%%
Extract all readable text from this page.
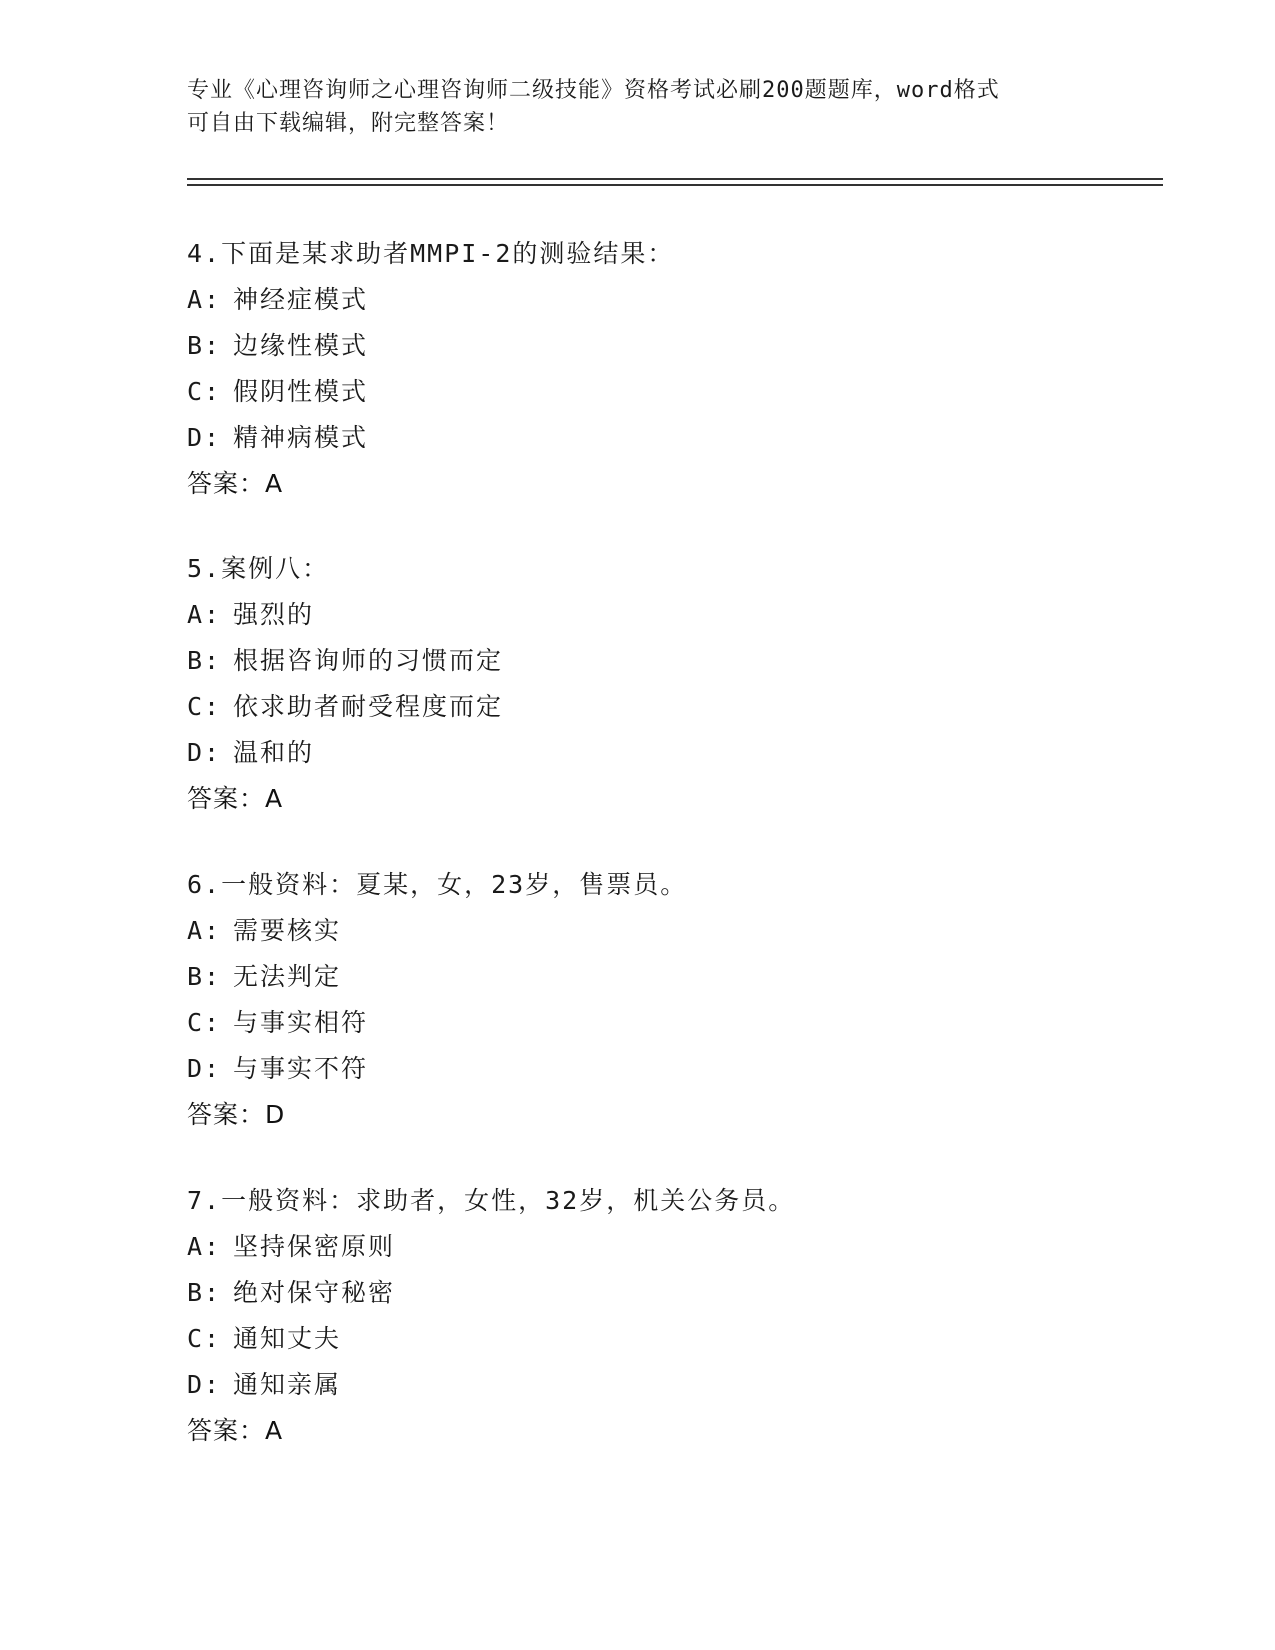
专业《心理咨询师之心理咨询师二级技能》资格考试必刷200题题库，word格式
可自由下载编辑，附完整答案！
4.下面是某求助者MMPI-2的测验结果：
A: 神经症模式
B: 边缘性模式
C: 假阴性模式
D: 精神病模式
答案：A
5.案例八：
A: 强烈的
B: 根据咨询师的习惯而定
C: 依求助者耐受程度而定
D: 温和的
答案：A
6.一般资料：夏某，女，23岁，售票员。
A: 需要核实
B: 无法判定
C: 与事实相符
D: 与事实不符
答案：D
7.一般资料：求助者，女性，32岁，机关公务员。
A: 坚持保密原则
B: 绝对保守秘密
C: 通知丈夫
D: 通知亲属
答案：A
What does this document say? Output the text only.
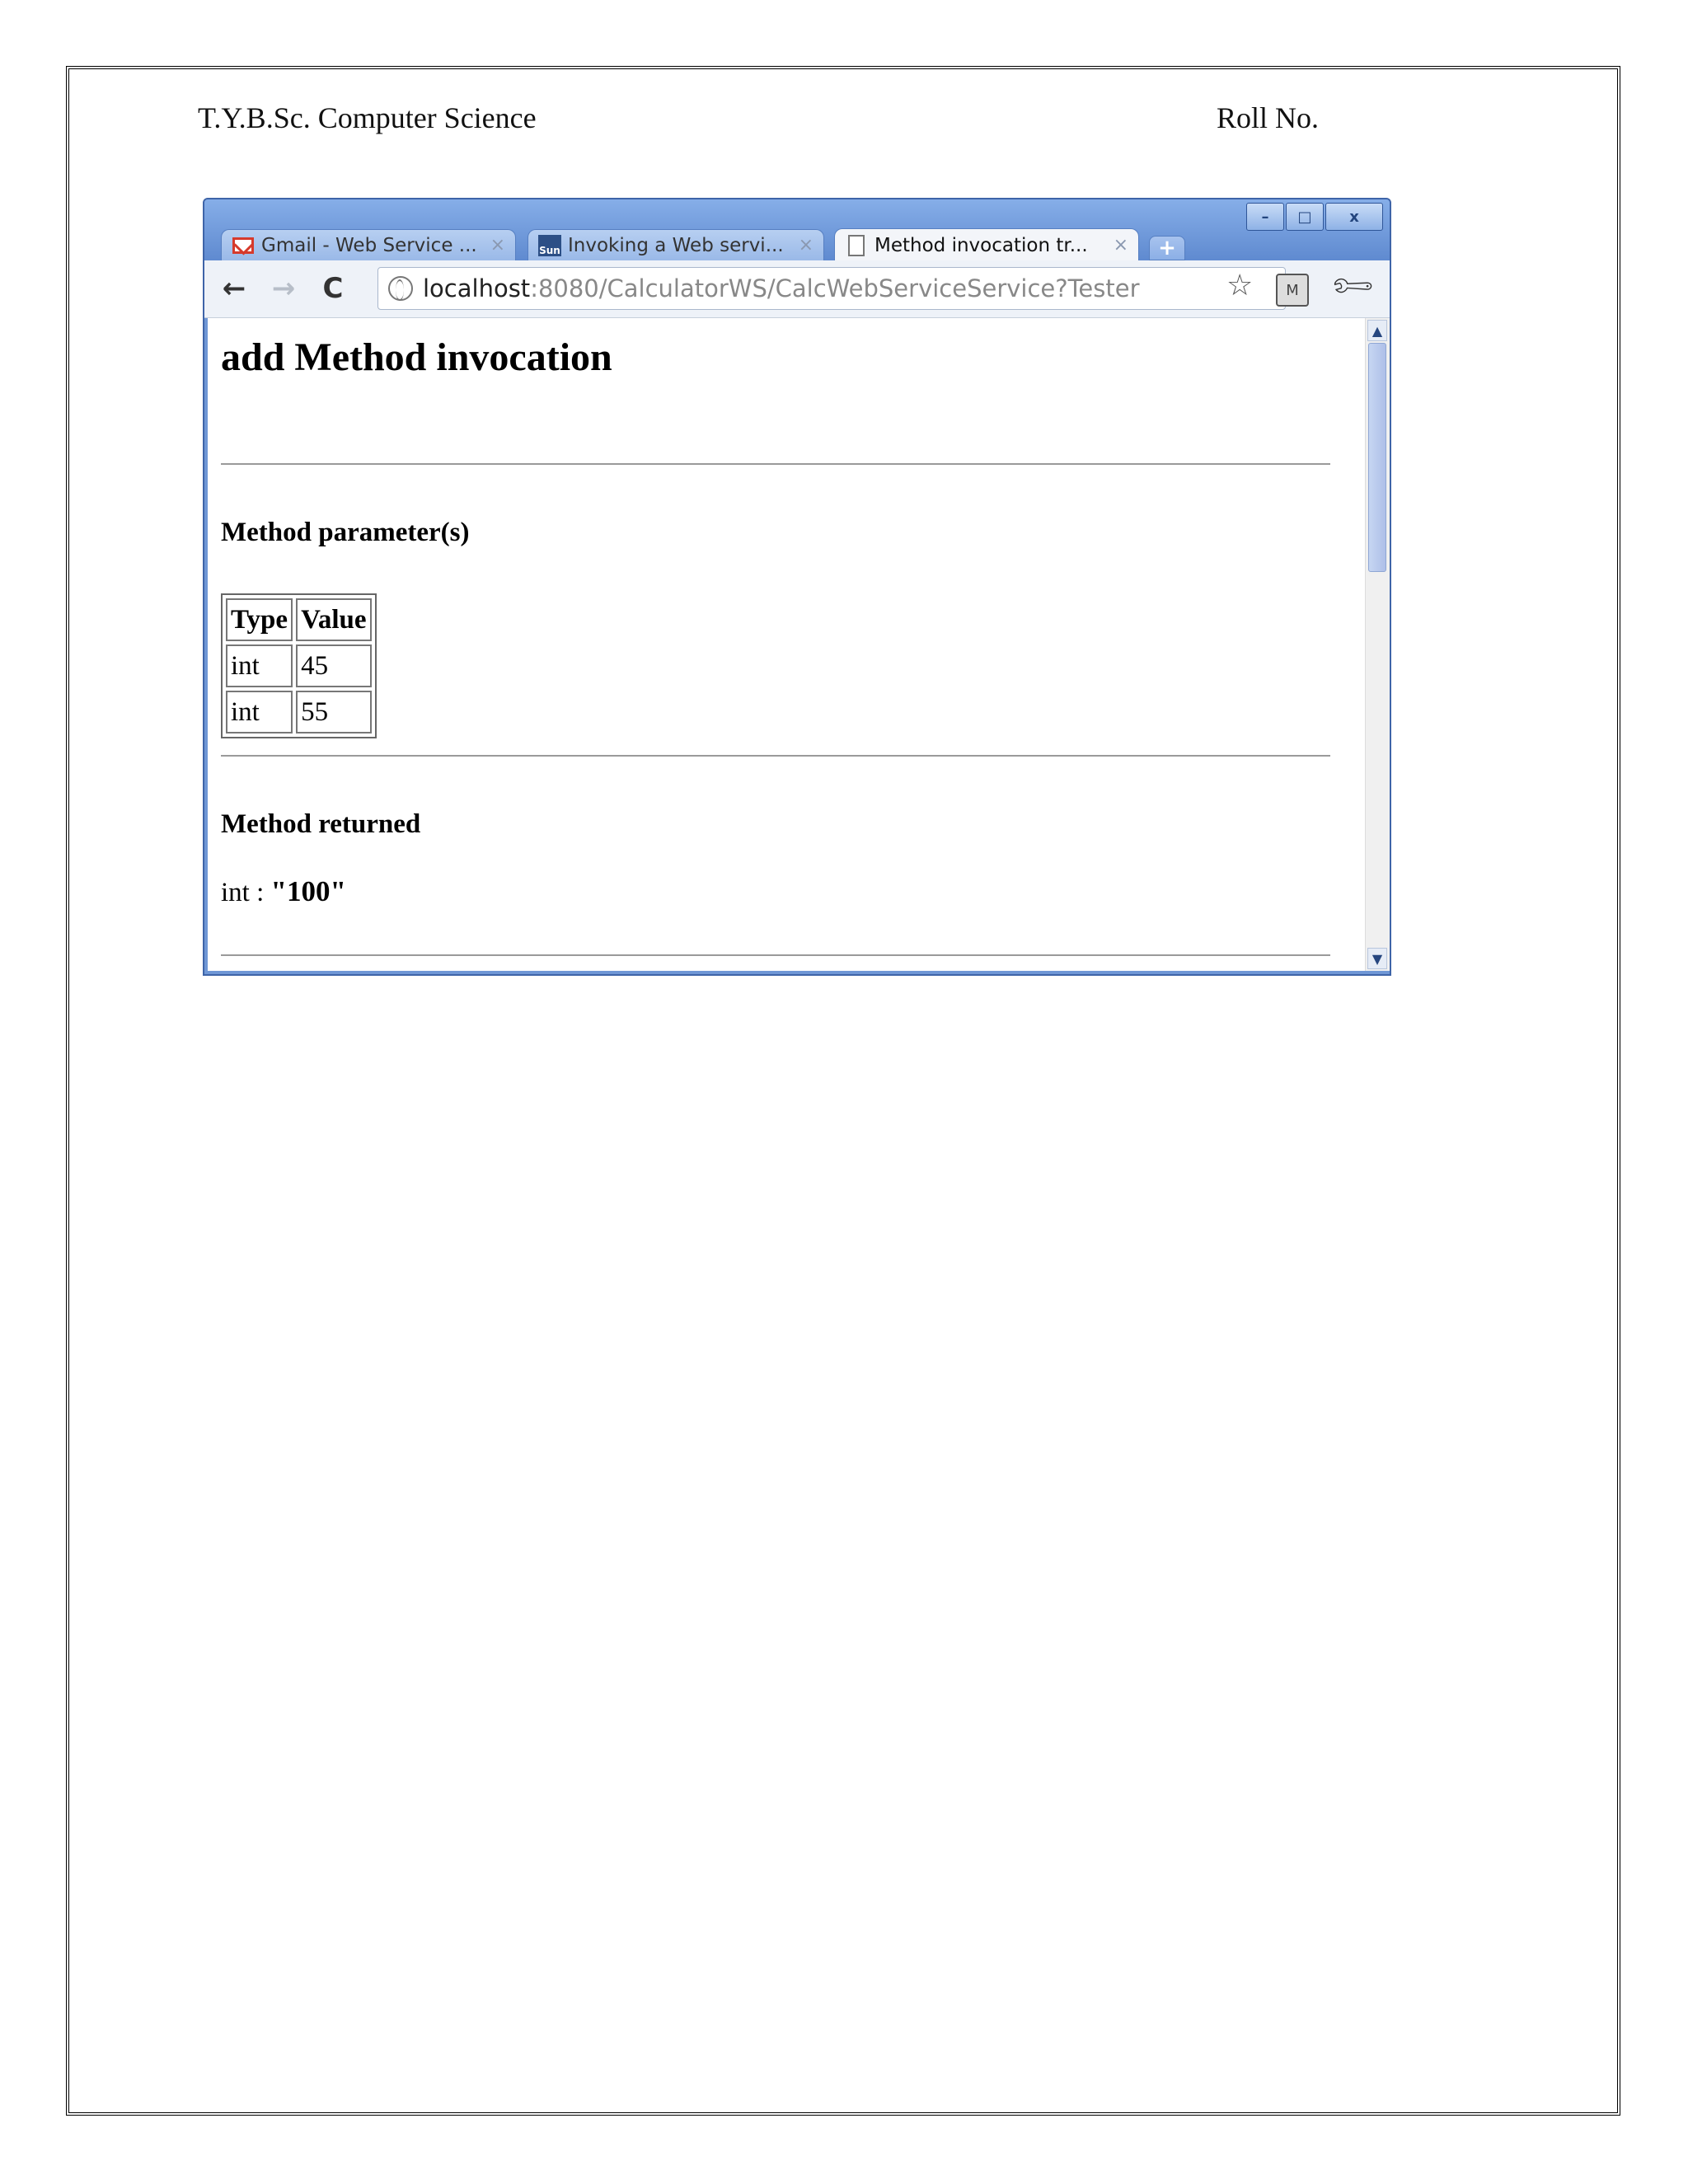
T.Y.B.Sc. Computer Science	Roll No.
Gmail - Web Service ... ×	Sun Invoking a Web servi... ×	Method invocation tr...	×	+
–	□	x
← → C	localhost :8080/CalculatorWS/CalcWebServiceService?Tester	☆	M 🔧︎
add Method invocation
Method parameter(s)
Type	Value
int	45
int	55
Method returned
int : "100"
▲
▼
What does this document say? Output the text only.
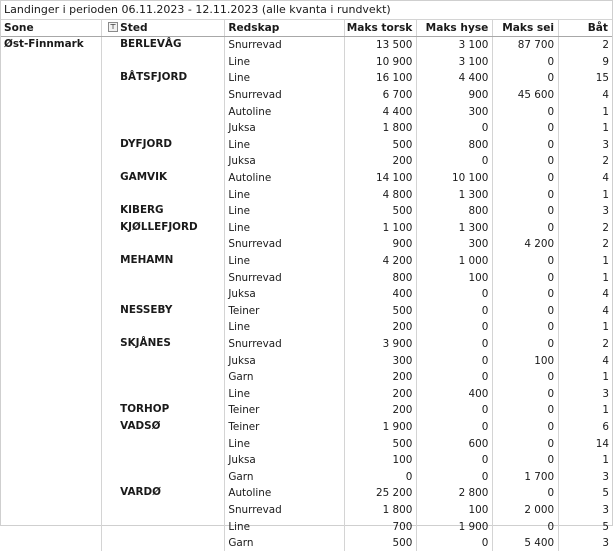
Landinger i perioden 06.11.2023 - 12.11.2023 (alle kvanta i rundvekt)
Sone	⊤ Sted	Redskap	Maks torsk	Maks hyse	Maks sei	Båt
Øst-Finnmark	BERLEVÅG	Snurrevad	13 500	3 100	87 700	2
		Line	10 900	3 100	0	9
	BÅTSFJORD	Line	16 100	4 400	0	15
		Snurrevad	6 700	900	45 600	4
		Autoline	4 400	300	0	1
		Juksa	1 800	0	0	1
	DYFJORD	Line	500	800	0	3
		Juksa	200	0	0	2
	GAMVIK	Autoline	14 100	10 100	0	4
		Line	4 800	1 300	0	1
	KIBERG	Line	500	800	0	3
	KJØLLEFJORD	Line	1 100	1 300	0	2
		Snurrevad	900	300	4 200	2
	MEHAMN	Line	4 200	1 000	0	1
		Snurrevad	800	100	0	1
		Juksa	400	0	0	4
	NESSEBY	Teiner	500	0	0	4
		Line	200	0	0	1
	SKJÅNES	Snurrevad	3 900	0	0	2
		Juksa	300	0	100	4
		Garn	200	0	0	1
		Line	200	400	0	3
	TORHOP	Teiner	200	0	0	1
	VADSØ	Teiner	1 900	0	0	6
		Line	500	600	0	14
		Juksa	100	0	0	1
		Garn	0	0	1 700	3
	VARDØ	Autoline	25 200	2 800	0	5
		Snurrevad	1 800	100	2 000	3
		Line	700	1 900	0	5
		Garn	500	0	5 400	3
%%
- OBJECTIVE -
Take the entries shown above and quote them verbatim, passing over the pictures.

- ANSWER TO THE EXERCISE -
Extract all readable text from this page.
专业《心理咨询师之心理咨询师二级技能》资格考试必刷200题题库，word格式
可自由下载编辑，附完整答案！
4.下面是某求助者MMPI-2的测验结果：
A: 神经症模式
B: 边缘性模式
C: 假阴性模式
D: 精神病模式
答案：A
5.案例八：
A: 强烈的
B: 根据咨询师的习惯而定
C: 依求助者耐受程度而定
D: 温和的
答案：A
6.一般资料：夏某，女，23岁，售票员。
A: 需要核实
B: 无法判定
C: 与事实相符
D: 与事实不符
答案：D
7.一般资料：求助者，女性，32岁，机关公务员。
A: 坚持保密原则
B: 绝对保守秘密
C: 通知丈夫
D: 通知亲属
答案：A
What does this document say? Output the text only.
T.Y.B.Sc. Computer Science	Roll No.
Gmail - Web Service ... ×	Sun Invoking a Web servi... ×	Method invocation tr...	×	+
–	□	x
← → C	localhost :8080/CalculatorWS/CalcWebServiceService?Tester	☆	M 🔧︎
add Method invocation
Method parameter(s)
Type	Value
int	45
int	55
Method returned
int : "100"
▲
▼
What does this document say? Output the text only.
Landinger i perioden 06.11.2023 - 12.11.2023 (alle kvanta i rundvekt)
Sone	⊤ Sted	Redskap	Maks torsk	Maks hyse	Maks sei	Båt
Øst-Finnmark	BERLEVÅG	Snurrevad	13 500	3 100	87 700	2
		Line	10 900	3 100	0	9
	BÅTSFJORD	Line	16 100	4 400	0	15
		Snurrevad	6 700	900	45 600	4
		Autoline	4 400	300	0	1
		Juksa	1 800	0	0	1
	DYFJORD	Line	500	800	0	3
		Juksa	200	0	0	2
	GAMVIK	Autoline	14 100	10 100	0	4
		Line	4 800	1 300	0	1
	KIBERG	Line	500	800	0	3
	KJØLLEFJORD	Line	1 100	1 300	0	2
		Snurrevad	900	300	4 200	2
	MEHAMN	Line	4 200	1 000	0	1
		Snurrevad	800	100	0	1
		Juksa	400	0	0	4
	NESSEBY	Teiner	500	0	0	4
		Line	200	0	0	1
	SKJÅNES	Snurrevad	3 900	0	0	2
		Juksa	300	0	100	4
		Garn	200	0	0	1
		Line	200	400	0	3
	TORHOP	Teiner	200	0	0	1
	VADSØ	Teiner	1 900	0	0	6
		Line	500	600	0	14
		Juksa	100	0	0	1
		Garn	0	0	1 700	3
	VARDØ	Autoline	25 200	2 800	0	5
		Snurrevad	1 800	100	2 000	3
		Line	700	1 900	0	5
		Garn	500	0	5 400	3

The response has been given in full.